■ **TASK TO COMPLETE**
Write the material out again exactly.

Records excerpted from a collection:
• • • • • • •

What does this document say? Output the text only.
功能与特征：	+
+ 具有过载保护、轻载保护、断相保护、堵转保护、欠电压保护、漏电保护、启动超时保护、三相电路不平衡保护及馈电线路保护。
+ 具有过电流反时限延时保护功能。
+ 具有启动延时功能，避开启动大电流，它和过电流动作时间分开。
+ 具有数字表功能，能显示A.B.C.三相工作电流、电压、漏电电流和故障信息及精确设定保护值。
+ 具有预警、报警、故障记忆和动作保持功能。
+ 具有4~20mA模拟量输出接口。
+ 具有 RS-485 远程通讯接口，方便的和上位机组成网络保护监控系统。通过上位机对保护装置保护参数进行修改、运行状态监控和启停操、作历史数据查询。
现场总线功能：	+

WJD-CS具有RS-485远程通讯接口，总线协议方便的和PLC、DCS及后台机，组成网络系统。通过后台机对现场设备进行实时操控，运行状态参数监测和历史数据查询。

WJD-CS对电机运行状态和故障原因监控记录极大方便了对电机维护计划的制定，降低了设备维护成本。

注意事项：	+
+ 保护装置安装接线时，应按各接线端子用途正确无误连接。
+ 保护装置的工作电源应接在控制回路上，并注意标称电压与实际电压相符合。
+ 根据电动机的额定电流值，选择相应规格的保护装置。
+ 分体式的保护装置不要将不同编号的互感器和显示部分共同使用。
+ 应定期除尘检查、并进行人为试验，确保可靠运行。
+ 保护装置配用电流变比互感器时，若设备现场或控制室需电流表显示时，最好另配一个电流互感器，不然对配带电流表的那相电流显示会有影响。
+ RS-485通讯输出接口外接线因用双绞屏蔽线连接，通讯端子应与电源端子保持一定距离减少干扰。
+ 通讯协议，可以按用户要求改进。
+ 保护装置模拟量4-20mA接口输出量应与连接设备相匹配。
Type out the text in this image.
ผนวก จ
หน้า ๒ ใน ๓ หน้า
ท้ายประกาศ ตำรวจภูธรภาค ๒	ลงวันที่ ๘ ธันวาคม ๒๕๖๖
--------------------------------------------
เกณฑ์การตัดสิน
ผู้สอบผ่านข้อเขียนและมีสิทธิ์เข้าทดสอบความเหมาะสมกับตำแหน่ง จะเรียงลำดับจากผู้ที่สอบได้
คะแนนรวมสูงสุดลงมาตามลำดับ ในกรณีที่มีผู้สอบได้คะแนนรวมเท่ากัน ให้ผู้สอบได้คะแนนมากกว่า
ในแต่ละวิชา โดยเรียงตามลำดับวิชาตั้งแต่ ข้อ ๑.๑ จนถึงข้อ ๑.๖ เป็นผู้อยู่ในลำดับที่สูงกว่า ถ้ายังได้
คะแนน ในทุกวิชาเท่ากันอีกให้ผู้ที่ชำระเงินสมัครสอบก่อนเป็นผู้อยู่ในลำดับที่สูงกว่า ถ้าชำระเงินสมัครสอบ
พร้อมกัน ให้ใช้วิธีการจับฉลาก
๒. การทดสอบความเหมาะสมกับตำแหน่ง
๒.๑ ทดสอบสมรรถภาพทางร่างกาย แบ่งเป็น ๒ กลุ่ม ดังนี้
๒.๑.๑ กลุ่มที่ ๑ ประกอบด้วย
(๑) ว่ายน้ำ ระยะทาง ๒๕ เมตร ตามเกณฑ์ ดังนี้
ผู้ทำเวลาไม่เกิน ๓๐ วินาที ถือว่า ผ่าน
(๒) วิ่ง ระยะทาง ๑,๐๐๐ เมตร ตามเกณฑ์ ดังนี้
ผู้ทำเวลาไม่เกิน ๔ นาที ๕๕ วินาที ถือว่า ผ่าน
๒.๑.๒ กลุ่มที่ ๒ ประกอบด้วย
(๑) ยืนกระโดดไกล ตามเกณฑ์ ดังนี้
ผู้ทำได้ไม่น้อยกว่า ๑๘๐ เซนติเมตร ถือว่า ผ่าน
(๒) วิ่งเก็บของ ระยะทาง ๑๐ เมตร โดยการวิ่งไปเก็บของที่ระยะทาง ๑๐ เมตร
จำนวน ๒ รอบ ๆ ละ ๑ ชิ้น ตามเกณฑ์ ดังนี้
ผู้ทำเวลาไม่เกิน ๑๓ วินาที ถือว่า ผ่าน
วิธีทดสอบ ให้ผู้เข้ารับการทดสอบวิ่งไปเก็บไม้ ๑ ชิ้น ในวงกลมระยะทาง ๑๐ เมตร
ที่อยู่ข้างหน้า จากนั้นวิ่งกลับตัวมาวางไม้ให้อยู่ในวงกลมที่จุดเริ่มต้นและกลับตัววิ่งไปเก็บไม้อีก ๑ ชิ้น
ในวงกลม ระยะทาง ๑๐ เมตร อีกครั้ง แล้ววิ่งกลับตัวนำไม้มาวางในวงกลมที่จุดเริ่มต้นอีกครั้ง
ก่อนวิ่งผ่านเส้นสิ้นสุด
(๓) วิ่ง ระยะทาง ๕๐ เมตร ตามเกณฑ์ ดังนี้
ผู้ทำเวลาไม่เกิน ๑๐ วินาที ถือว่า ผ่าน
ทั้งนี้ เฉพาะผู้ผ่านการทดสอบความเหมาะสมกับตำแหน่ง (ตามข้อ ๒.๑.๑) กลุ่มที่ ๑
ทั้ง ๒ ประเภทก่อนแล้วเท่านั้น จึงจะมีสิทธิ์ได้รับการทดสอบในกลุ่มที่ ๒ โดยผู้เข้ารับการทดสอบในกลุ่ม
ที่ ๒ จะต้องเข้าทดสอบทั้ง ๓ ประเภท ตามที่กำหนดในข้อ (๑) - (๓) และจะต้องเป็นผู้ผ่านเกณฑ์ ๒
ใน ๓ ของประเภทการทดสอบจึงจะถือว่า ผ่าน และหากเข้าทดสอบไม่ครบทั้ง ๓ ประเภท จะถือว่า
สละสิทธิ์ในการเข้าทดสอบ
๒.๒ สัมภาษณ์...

• • • • • • •

■ **EXERCISE OUTPUT**
What does this document say? Output the text only.
功能与特征：	+
+ 具有过载保护、轻载保护、断相保护、堵转保护、欠电压保护、漏电保护、启动超时保护、三相电路不平衡保护及馈电线路保护。
+ 具有过电流反时限延时保护功能。
+ 具有启动延时功能，避开启动大电流，它和过电流动作时间分开。
+ 具有数字表功能，能显示A.B.C.三相工作电流、电压、漏电电流和故障信息及精确设定保护值。
+ 具有预警、报警、故障记忆和动作保持功能。
+ 具有4~20mA模拟量输出接口。
+ 具有 RS-485 远程通讯接口，方便的和上位机组成网络保护监控系统。通过上位机对保护装置保护参数进行修改、运行状态监控和启停操、作历史数据查询。
现场总线功能：	+

WJD-CS具有RS-485远程通讯接口，总线协议方便的和PLC、DCS及后台机，组成网络系统。通过后台机对现场设备进行实时操控，运行状态参数监测和历史数据查询。

WJD-CS对电机运行状态和故障原因监控记录极大方便了对电机维护计划的制定，降低了设备维护成本。

注意事项：	+
+ 保护装置安装接线时，应按各接线端子用途正确无误连接。
+ 保护装置的工作电源应接在控制回路上，并注意标称电压与实际电压相符合。
+ 根据电动机的额定电流值，选择相应规格的保护装置。
+ 分体式的保护装置不要将不同编号的互感器和显示部分共同使用。
+ 应定期除尘检查、并进行人为试验，确保可靠运行。
+ 保护装置配用电流变比互感器时，若设备现场或控制室需电流表显示时，最好另配一个电流互感器，不然对配带电流表的那相电流显示会有影响。
+ RS-485通讯输出接口外接线因用双绞屏蔽线连接，通讯端子应与电源端子保持一定距离减少干扰。
+ 通讯协议，可以按用户要求改进。
+ 保护装置模拟量4-20mA接口输出量应与连接设备相匹配。
Type out the text in this image.
ผนวก จ
หน้า ๒ ใน ๓ หน้า
ท้ายประกาศ ตำรวจภูธรภาค ๒	ลงวันที่ ๘ ธันวาคม ๒๕๖๖
--------------------------------------------
เกณฑ์การตัดสิน
ผู้สอบผ่านข้อเขียนและมีสิทธิ์เข้าทดสอบความเหมาะสมกับตำแหน่ง จะเรียงลำดับจากผู้ที่สอบได้
คะแนนรวมสูงสุดลงมาตามลำดับ ในกรณีที่มีผู้สอบได้คะแนนรวมเท่ากัน ให้ผู้สอบได้คะแนนมากกว่า
ในแต่ละวิชา โดยเรียงตามลำดับวิชาตั้งแต่ ข้อ ๑.๑ จนถึงข้อ ๑.๖ เป็นผู้อยู่ในลำดับที่สูงกว่า ถ้ายังได้
คะแนน ในทุกวิชาเท่ากันอีกให้ผู้ที่ชำระเงินสมัครสอบก่อนเป็นผู้อยู่ในลำดับที่สูงกว่า ถ้าชำระเงินสมัครสอบ
พร้อมกัน ให้ใช้วิธีการจับฉลาก
๒. การทดสอบความเหมาะสมกับตำแหน่ง
๒.๑ ทดสอบสมรรถภาพทางร่างกาย แบ่งเป็น ๒ กลุ่ม ดังนี้
๒.๑.๑ กลุ่มที่ ๑ ประกอบด้วย
(๑) ว่ายน้ำ ระยะทาง ๒๕ เมตร ตามเกณฑ์ ดังนี้
ผู้ทำเวลาไม่เกิน ๓๐ วินาที ถือว่า ผ่าน
(๒) วิ่ง ระยะทาง ๑,๐๐๐ เมตร ตามเกณฑ์ ดังนี้
ผู้ทำเวลาไม่เกิน ๔ นาที ๕๕ วินาที ถือว่า ผ่าน
๒.๑.๒ กลุ่มที่ ๒ ประกอบด้วย
(๑) ยืนกระโดดไกล ตามเกณฑ์ ดังนี้
ผู้ทำได้ไม่น้อยกว่า ๑๘๐ เซนติเมตร ถือว่า ผ่าน
(๒) วิ่งเก็บของ ระยะทาง ๑๐ เมตร โดยการวิ่งไปเก็บของที่ระยะทาง ๑๐ เมตร
จำนวน ๒ รอบ ๆ ละ ๑ ชิ้น ตามเกณฑ์ ดังนี้
ผู้ทำเวลาไม่เกิน ๑๓ วินาที ถือว่า ผ่าน
วิธีทดสอบ ให้ผู้เข้ารับการทดสอบวิ่งไปเก็บไม้ ๑ ชิ้น ในวงกลมระยะทาง ๑๐ เมตร
ที่อยู่ข้างหน้า จากนั้นวิ่งกลับตัวมาวางไม้ให้อยู่ในวงกลมที่จุดเริ่มต้นและกลับตัววิ่งไปเก็บไม้อีก ๑ ชิ้น
ในวงกลม ระยะทาง ๑๐ เมตร อีกครั้ง แล้ววิ่งกลับตัวนำไม้มาวางในวงกลมที่จุดเริ่มต้นอีกครั้ง
ก่อนวิ่งผ่านเส้นสิ้นสุด
(๓) วิ่ง ระยะทาง ๕๐ เมตร ตามเกณฑ์ ดังนี้
ผู้ทำเวลาไม่เกิน ๑๐ วินาที ถือว่า ผ่าน
ทั้งนี้ เฉพาะผู้ผ่านการทดสอบความเหมาะสมกับตำแหน่ง (ตามข้อ ๒.๑.๑) กลุ่มที่ ๑
ทั้ง ๒ ประเภทก่อนแล้วเท่านั้น จึงจะมีสิทธิ์ได้รับการทดสอบในกลุ่มที่ ๒ โดยผู้เข้ารับการทดสอบในกลุ่ม
ที่ ๒ จะต้องเข้าทดสอบทั้ง ๓ ประเภท ตามที่กำหนดในข้อ (๑) - (๓) และจะต้องเป็นผู้ผ่านเกณฑ์ ๒
ใน ๓ ของประเภทการทดสอบจึงจะถือว่า ผ่าน และหากเข้าทดสอบไม่ครบทั้ง ๓ ประเภท จะถือว่า
สละสิทธิ์ในการเข้าทดสอบ
๒.๒ สัมภาษณ์...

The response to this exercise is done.